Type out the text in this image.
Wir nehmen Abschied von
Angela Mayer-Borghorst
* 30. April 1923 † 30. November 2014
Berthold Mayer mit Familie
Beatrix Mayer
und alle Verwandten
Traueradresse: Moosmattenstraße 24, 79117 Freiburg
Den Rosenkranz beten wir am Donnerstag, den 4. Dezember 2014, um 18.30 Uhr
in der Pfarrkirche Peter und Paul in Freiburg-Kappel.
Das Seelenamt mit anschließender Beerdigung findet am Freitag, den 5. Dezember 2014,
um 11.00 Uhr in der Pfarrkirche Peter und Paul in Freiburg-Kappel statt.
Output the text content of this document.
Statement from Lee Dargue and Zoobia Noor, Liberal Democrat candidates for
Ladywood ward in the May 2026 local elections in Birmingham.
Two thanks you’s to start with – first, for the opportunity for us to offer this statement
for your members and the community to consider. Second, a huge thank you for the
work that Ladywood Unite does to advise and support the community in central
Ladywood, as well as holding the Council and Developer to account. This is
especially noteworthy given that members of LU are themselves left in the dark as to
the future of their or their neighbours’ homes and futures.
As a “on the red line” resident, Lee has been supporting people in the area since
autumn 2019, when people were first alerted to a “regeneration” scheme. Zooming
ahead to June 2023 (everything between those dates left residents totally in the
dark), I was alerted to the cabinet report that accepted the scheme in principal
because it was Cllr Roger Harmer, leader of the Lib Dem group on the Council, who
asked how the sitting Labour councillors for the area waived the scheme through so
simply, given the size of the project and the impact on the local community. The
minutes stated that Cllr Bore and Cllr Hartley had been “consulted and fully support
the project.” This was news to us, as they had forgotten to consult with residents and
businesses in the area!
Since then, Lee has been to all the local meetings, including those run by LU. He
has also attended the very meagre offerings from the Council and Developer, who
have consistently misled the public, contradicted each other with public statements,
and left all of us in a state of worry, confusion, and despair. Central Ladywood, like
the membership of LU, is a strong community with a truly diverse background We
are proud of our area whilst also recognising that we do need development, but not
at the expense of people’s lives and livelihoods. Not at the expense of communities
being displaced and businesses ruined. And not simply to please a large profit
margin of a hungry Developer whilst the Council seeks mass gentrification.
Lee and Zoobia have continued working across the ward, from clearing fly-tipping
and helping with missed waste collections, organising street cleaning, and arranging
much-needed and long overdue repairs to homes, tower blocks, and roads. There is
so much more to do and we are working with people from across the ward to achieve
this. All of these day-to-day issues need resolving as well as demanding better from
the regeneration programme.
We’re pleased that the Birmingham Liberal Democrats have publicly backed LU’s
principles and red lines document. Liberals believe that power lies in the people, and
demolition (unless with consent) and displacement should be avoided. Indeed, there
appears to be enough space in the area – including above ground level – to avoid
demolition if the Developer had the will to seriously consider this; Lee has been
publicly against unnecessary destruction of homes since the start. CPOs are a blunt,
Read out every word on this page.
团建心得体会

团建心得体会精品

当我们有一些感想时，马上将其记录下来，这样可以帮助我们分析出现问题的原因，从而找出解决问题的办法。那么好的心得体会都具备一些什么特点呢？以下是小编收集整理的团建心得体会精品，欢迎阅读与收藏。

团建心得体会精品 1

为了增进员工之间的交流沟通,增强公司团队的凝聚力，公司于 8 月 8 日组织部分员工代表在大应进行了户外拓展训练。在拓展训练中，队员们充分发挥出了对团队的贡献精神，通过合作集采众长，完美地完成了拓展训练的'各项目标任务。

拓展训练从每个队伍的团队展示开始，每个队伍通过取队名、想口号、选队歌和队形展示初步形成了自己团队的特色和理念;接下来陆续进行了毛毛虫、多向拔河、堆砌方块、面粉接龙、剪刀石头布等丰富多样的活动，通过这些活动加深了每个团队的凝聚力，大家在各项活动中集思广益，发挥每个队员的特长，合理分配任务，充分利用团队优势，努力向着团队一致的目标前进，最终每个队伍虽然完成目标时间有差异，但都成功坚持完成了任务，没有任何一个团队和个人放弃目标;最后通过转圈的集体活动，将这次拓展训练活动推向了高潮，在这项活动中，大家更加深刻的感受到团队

### SET TASK
Copy out each line of the records where the string "Paul" appears.

### FINAL RESULT
in der Pfarrkirche Peter und Paul in Freiburg-Kappel.
um 11.00 Uhr in der Pfarrkirche Peter und Paul in Freiburg-Kappel statt.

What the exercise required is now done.